- **Stated goal**
Write out the material below again, unchanged.

※ ※ ※

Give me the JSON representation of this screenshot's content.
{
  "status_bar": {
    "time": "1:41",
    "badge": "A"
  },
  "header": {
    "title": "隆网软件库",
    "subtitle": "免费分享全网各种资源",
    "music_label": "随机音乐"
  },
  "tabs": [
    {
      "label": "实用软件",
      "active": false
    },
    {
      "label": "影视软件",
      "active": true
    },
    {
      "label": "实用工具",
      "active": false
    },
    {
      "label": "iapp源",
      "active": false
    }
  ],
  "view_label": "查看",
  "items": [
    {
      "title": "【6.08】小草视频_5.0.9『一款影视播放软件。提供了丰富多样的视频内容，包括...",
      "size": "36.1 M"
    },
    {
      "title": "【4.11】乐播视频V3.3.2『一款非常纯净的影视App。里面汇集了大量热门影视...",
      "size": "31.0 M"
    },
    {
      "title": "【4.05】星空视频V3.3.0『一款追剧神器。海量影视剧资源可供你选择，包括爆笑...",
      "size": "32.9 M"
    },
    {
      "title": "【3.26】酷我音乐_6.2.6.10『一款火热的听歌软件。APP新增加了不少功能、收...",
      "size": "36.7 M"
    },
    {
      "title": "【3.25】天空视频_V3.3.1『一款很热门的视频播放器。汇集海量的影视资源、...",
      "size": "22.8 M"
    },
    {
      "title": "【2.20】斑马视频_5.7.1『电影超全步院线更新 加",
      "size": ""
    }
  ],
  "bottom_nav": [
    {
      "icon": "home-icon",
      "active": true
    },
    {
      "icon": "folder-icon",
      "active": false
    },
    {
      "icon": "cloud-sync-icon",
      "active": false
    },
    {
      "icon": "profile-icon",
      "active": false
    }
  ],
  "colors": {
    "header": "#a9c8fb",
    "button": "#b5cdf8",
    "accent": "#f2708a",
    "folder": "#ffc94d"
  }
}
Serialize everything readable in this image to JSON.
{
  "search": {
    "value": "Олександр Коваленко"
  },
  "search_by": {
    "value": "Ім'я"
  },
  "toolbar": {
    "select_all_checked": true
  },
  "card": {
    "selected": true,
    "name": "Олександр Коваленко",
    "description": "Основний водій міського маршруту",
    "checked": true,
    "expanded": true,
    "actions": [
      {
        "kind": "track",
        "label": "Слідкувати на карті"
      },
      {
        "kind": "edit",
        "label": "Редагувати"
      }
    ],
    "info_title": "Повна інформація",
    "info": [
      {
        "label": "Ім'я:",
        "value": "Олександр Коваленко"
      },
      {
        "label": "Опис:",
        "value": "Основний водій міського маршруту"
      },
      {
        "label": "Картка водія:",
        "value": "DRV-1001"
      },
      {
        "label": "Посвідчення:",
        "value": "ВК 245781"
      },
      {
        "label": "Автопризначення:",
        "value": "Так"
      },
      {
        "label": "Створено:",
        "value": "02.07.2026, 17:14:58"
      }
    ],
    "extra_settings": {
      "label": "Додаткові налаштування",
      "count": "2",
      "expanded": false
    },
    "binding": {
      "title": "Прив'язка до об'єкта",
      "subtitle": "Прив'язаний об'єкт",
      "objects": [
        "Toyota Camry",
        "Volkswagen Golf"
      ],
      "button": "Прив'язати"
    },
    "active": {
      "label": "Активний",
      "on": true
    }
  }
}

※ ※ ※

- **Result for this exercise**
Give me the JSON representation of this screenshot's content.
{
  "status_bar": {
    "time": "1:41",
    "badge": "A"
  },
  "header": {
    "title": "隆网软件库",
    "subtitle": "免费分享全网各种资源",
    "music_label": "随机音乐"
  },
  "tabs": [
    {
      "label": "实用软件",
      "active": false
    },
    {
      "label": "影视软件",
      "active": true
    },
    {
      "label": "实用工具",
      "active": false
    },
    {
      "label": "iapp源",
      "active": false
    }
  ],
  "view_label": "查看",
  "items": [
    {
      "title": "【6.08】小草视频_5.0.9『一款影视播放软件。提供了丰富多样的视频内容，包括...",
      "size": "36.1 M"
    },
    {
      "title": "【4.11】乐播视频V3.3.2『一款非常纯净的影视App。里面汇集了大量热门影视...",
      "size": "31.0 M"
    },
    {
      "title": "【4.05】星空视频V3.3.0『一款追剧神器。海量影视剧资源可供你选择，包括爆笑...",
      "size": "32.9 M"
    },
    {
      "title": "【3.26】酷我音乐_6.2.6.10『一款火热的听歌软件。APP新增加了不少功能、收...",
      "size": "36.7 M"
    },
    {
      "title": "【3.25】天空视频_V3.3.1『一款很热门的视频播放器。汇集海量的影视资源、...",
      "size": "22.8 M"
    },
    {
      "title": "【2.20】斑马视频_5.7.1『电影超全步院线更新 加",
      "size": ""
    }
  ],
  "bottom_nav": [
    {
      "icon": "home-icon",
      "active": true
    },
    {
      "icon": "folder-icon",
      "active": false
    },
    {
      "icon": "cloud-sync-icon",
      "active": false
    },
    {
      "icon": "profile-icon",
      "active": false
    }
  ],
  "colors": {
    "header": "#a9c8fb",
    "button": "#b5cdf8",
    "accent": "#f2708a",
    "folder": "#ffc94d"
  }
}
Serialize everything readable in this image to JSON.
{
  "search": {
    "value": "Олександр Коваленко"
  },
  "search_by": {
    "value": "Ім'я"
  },
  "toolbar": {
    "select_all_checked": true
  },
  "card": {
    "selected": true,
    "name": "Олександр Коваленко",
    "description": "Основний водій міського маршруту",
    "checked": true,
    "expanded": true,
    "actions": [
      {
        "kind": "track",
        "label": "Слідкувати на карті"
      },
      {
        "kind": "edit",
        "label": "Редагувати"
      }
    ],
    "info_title": "Повна інформація",
    "info": [
      {
        "label": "Ім'я:",
        "value": "Олександр Коваленко"
      },
      {
        "label": "Опис:",
        "value": "Основний водій міського маршруту"
      },
      {
        "label": "Картка водія:",
        "value": "DRV-1001"
      },
      {
        "label": "Посвідчення:",
        "value": "ВК 245781"
      },
      {
        "label": "Автопризначення:",
        "value": "Так"
      },
      {
        "label": "Створено:",
        "value": "02.07.2026, 17:14:58"
      }
    ],
    "extra_settings": {
      "label": "Додаткові налаштування",
      "count": "2",
      "expanded": false
    },
    "binding": {
      "title": "Прив'язка до об'єкта",
      "subtitle": "Прив'язаний об'єкт",
      "objects": [
        "Toyota Camry",
        "Volkswagen Golf"
      ],
      "button": "Прив'язати"
    },
    "active": {
      "label": "Активний",
      "on": true
    }
  }
}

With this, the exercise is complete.